GIVEN REQUEST
Set down the whole listing verbatim.

SOURCE RECORDS

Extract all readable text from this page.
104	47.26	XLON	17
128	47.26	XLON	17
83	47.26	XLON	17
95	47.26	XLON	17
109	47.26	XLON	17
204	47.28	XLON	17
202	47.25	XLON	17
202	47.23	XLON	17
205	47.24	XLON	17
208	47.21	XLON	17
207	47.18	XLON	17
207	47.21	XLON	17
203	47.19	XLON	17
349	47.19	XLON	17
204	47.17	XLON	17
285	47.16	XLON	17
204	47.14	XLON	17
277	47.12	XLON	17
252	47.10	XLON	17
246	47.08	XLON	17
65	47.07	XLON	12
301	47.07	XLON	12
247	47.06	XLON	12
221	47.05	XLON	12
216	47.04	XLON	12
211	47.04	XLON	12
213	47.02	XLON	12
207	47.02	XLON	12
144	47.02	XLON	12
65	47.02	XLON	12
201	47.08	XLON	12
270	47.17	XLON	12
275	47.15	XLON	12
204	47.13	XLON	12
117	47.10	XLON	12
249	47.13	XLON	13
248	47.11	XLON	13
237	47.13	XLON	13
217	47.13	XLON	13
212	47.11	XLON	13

THE ANSWER
Extract all readable text from this page.
104	47.26	XLON	17
128	47.26	XLON	17
83	47.26	XLON	17
95	47.26	XLON	17
109	47.26	XLON	17
204	47.28	XLON	17
202	47.25	XLON	17
202	47.23	XLON	17
205	47.24	XLON	17
208	47.21	XLON	17
207	47.18	XLON	17
207	47.21	XLON	17
203	47.19	XLON	17
349	47.19	XLON	17
204	47.17	XLON	17
285	47.16	XLON	17
204	47.14	XLON	17
277	47.12	XLON	17
252	47.10	XLON	17
246	47.08	XLON	17
65	47.07	XLON	12
301	47.07	XLON	12
247	47.06	XLON	12
221	47.05	XLON	12
216	47.04	XLON	12
211	47.04	XLON	12
213	47.02	XLON	12
207	47.02	XLON	12
144	47.02	XLON	12
65	47.02	XLON	12
201	47.08	XLON	12
270	47.17	XLON	12
275	47.15	XLON	12
204	47.13	XLON	12
117	47.10	XLON	12
249	47.13	XLON	13
248	47.11	XLON	13
237	47.13	XLON	13
217	47.13	XLON	13
212	47.11	XLON	13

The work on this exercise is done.